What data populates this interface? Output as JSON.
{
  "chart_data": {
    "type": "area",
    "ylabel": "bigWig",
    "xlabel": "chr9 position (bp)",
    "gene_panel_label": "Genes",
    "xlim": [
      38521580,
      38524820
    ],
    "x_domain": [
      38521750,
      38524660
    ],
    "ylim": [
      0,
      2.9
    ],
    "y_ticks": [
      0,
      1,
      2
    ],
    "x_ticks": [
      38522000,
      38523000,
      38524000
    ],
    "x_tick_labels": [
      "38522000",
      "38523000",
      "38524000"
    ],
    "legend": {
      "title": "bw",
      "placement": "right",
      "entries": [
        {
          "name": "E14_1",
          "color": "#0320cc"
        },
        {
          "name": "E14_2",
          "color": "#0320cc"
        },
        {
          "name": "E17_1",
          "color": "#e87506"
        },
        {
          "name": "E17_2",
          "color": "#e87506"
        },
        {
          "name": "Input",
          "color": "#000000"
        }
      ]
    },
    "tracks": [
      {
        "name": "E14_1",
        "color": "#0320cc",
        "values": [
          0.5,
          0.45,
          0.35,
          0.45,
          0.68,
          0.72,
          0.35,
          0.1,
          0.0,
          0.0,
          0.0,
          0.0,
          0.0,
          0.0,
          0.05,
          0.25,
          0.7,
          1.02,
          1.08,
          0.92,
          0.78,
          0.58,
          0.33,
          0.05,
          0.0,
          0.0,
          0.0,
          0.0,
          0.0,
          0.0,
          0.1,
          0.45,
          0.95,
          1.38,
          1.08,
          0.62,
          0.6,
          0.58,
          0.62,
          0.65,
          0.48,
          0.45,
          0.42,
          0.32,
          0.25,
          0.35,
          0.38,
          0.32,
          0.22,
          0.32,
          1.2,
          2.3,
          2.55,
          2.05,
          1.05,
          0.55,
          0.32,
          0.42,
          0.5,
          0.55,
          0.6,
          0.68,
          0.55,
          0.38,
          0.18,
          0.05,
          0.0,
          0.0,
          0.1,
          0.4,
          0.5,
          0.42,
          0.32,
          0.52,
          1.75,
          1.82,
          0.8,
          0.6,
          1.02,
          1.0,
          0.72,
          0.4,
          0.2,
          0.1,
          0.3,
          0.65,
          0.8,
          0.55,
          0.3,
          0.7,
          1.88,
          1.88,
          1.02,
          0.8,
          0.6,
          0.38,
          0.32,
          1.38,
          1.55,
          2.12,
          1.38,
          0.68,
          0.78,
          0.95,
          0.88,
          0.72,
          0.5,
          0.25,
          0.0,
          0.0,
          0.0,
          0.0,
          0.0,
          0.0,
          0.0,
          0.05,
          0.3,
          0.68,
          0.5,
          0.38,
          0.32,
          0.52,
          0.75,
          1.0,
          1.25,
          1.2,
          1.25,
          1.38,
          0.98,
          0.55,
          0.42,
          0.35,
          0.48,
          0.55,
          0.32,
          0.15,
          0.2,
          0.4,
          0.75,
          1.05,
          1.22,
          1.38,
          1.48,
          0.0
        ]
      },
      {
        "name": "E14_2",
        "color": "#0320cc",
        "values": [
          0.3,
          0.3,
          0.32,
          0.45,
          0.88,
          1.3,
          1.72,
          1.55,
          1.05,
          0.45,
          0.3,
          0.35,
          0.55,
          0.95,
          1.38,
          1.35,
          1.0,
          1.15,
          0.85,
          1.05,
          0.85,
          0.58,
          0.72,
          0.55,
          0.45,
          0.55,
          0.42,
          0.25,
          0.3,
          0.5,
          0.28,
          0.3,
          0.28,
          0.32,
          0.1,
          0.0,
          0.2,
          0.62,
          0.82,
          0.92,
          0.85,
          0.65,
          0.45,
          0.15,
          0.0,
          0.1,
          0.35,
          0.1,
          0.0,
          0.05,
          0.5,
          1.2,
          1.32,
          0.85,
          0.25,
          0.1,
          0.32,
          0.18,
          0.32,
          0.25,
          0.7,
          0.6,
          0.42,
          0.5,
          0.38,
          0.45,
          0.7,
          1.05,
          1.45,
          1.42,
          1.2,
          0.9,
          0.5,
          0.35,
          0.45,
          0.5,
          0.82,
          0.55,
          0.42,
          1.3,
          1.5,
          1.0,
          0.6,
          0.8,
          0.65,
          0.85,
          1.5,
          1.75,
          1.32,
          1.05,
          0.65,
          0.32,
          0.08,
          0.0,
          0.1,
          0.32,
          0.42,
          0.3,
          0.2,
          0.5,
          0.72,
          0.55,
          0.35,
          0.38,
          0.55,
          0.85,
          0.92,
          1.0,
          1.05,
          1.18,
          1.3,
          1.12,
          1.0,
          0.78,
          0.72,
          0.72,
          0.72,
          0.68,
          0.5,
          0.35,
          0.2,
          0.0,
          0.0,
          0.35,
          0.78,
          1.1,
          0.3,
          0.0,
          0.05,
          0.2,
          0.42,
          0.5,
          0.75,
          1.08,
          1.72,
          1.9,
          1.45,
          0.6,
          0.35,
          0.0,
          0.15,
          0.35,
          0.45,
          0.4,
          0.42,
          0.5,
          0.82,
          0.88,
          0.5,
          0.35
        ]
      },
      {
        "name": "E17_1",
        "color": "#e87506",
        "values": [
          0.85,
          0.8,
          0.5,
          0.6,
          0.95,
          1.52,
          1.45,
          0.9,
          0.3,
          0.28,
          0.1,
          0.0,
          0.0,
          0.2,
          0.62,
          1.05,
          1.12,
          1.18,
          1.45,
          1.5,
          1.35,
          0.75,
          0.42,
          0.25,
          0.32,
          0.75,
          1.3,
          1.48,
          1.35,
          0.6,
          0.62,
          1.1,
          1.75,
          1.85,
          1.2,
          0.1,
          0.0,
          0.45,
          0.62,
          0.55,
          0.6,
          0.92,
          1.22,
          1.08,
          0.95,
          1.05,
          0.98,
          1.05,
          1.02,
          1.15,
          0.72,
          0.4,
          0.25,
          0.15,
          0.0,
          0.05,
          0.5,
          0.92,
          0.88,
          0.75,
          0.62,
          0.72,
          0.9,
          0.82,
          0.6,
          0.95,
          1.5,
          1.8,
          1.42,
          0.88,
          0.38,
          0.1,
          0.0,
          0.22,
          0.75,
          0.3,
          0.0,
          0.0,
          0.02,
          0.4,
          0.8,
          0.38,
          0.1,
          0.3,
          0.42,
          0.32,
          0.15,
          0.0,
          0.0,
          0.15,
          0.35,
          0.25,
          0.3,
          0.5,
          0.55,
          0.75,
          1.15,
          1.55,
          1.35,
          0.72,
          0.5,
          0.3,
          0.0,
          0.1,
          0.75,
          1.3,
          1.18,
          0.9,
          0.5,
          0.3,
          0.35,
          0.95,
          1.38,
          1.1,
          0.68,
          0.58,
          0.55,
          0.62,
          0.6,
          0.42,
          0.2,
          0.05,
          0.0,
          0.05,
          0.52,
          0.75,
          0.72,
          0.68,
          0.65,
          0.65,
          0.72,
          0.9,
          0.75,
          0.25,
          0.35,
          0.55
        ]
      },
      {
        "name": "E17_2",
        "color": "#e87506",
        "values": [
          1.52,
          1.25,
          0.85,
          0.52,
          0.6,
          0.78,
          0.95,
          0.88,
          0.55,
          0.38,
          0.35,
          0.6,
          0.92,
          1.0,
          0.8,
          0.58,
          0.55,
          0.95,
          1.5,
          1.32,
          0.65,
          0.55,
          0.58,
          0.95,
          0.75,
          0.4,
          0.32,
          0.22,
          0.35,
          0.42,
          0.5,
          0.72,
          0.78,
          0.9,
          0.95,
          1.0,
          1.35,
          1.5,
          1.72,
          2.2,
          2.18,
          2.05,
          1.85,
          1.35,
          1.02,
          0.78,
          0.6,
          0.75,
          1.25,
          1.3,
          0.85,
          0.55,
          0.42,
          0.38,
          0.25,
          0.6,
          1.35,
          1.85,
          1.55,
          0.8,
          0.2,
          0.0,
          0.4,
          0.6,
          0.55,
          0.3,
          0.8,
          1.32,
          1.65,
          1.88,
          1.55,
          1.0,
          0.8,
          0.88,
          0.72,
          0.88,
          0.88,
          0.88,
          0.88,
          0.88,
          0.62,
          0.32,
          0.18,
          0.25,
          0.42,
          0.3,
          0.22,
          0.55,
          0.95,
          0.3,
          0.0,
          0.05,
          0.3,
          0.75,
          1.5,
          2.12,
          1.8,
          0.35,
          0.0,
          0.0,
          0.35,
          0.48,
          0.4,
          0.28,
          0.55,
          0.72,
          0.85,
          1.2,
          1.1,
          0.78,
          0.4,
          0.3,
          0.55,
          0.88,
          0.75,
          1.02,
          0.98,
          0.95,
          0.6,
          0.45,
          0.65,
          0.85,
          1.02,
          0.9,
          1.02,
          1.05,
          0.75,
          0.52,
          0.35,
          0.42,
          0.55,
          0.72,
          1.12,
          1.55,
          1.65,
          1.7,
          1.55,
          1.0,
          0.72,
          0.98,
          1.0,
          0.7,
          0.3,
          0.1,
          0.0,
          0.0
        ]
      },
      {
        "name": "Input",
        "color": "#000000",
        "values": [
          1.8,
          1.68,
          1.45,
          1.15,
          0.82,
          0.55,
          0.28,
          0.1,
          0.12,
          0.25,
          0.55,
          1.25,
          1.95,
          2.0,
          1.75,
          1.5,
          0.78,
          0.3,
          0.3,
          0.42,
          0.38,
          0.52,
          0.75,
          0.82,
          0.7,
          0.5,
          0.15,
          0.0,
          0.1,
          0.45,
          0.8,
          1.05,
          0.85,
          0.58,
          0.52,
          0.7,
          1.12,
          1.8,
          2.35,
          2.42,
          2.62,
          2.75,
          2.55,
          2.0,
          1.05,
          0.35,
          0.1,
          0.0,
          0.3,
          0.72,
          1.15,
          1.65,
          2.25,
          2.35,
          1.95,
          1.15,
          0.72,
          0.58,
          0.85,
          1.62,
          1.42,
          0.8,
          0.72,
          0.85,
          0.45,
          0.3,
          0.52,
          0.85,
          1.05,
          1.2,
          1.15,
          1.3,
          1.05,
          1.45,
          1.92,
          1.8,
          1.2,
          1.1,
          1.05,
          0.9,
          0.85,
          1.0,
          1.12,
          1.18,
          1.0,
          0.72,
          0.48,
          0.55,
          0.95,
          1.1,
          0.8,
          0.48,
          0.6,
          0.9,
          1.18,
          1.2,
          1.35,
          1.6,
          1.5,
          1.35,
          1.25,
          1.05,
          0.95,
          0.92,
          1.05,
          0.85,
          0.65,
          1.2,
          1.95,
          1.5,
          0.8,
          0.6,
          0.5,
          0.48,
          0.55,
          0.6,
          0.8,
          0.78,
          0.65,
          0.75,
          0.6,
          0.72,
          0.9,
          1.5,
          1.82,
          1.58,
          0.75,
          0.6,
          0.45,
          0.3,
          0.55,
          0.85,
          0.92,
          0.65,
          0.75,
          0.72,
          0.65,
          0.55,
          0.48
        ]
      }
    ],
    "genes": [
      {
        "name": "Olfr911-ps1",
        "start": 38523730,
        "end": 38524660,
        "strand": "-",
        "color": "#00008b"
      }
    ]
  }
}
•••
Task statement: From the material above, copy every line that has the word "name" in it.

Your response:
          "name": "E14_1",
          "name": "E14_2",
          "name": "E17_1",
          "name": "E17_2",
          "name": "Input",
        "name": "E14_1",
        "name": "E14_2",
        "name": "E17_1",
        "name": "E17_2",
        "name": "Input",
        "name": "Olfr911-ps1",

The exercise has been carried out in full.